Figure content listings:
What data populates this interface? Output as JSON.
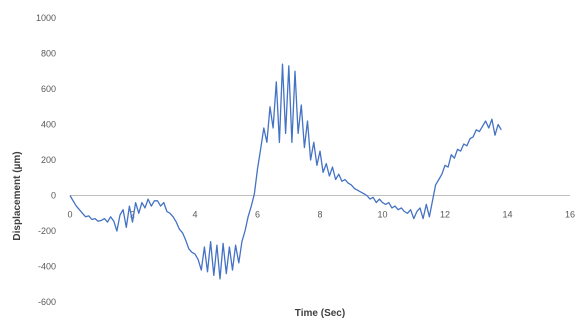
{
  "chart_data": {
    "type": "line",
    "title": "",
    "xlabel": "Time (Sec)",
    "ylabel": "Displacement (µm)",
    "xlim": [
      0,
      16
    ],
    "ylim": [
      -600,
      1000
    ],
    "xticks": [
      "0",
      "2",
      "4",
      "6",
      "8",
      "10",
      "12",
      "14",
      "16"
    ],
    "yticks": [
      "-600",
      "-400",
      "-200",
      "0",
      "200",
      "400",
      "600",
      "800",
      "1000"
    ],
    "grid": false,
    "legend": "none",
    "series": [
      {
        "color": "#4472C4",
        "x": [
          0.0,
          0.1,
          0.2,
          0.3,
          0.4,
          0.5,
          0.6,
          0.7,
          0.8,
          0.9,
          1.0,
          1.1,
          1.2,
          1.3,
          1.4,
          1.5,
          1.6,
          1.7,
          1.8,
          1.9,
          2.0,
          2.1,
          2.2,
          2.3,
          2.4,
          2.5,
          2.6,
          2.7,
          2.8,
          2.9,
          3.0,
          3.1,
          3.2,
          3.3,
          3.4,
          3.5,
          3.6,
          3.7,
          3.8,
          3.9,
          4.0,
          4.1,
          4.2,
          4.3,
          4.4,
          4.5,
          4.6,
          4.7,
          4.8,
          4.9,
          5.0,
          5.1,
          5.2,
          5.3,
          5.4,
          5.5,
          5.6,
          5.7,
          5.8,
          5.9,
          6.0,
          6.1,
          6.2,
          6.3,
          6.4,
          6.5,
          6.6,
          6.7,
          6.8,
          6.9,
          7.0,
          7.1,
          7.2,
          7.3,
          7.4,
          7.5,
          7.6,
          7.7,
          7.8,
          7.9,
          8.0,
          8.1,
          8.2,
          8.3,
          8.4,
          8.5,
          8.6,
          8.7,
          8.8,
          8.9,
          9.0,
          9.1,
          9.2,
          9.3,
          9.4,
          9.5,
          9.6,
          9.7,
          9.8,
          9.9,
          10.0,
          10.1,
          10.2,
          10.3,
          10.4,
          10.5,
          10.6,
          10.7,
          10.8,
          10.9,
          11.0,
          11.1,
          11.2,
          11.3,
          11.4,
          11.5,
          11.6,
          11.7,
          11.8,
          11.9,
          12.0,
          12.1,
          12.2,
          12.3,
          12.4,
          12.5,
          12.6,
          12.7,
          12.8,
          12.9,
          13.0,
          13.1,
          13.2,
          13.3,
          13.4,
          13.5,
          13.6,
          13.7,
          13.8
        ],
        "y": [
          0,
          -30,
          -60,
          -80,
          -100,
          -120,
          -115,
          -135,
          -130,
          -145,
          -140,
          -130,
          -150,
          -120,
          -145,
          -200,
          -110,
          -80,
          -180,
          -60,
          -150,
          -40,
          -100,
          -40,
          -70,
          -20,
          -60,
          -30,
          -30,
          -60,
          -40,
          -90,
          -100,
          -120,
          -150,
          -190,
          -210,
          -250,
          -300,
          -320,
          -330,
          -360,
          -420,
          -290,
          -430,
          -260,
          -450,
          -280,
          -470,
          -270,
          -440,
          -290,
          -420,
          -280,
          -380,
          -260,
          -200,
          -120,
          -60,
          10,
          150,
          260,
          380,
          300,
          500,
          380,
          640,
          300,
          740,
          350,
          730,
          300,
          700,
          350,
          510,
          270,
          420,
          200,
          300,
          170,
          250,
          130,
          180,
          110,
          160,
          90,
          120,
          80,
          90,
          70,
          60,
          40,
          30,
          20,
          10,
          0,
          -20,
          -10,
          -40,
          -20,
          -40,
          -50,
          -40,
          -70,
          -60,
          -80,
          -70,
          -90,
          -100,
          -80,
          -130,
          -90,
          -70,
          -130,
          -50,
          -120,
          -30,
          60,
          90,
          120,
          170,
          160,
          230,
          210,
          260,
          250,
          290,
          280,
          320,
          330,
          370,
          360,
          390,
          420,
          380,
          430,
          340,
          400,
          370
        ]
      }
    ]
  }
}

* * *

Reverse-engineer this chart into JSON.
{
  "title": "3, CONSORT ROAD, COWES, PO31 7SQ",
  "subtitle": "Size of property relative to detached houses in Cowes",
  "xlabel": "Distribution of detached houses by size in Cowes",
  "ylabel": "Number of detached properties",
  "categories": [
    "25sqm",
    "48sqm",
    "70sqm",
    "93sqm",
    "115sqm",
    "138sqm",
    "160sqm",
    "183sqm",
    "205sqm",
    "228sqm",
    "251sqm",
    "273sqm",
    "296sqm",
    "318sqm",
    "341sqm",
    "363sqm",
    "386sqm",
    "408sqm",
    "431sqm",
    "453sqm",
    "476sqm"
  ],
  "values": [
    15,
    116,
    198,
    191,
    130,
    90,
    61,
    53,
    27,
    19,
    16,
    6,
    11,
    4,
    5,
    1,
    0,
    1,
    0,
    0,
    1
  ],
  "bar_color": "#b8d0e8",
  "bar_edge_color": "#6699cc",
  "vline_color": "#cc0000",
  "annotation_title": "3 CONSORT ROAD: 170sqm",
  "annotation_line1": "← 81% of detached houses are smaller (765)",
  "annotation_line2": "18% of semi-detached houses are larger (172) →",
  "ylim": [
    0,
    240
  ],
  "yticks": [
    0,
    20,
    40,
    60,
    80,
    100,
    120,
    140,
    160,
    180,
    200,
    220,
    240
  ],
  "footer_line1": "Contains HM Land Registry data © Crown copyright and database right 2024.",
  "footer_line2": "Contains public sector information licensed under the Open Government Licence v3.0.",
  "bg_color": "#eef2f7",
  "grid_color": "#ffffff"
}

EXERCISE DIRECTIONS: Of the lines above, how many hold the string "CONSORT"? Answer with only the number.

TASK OUTPUT: 2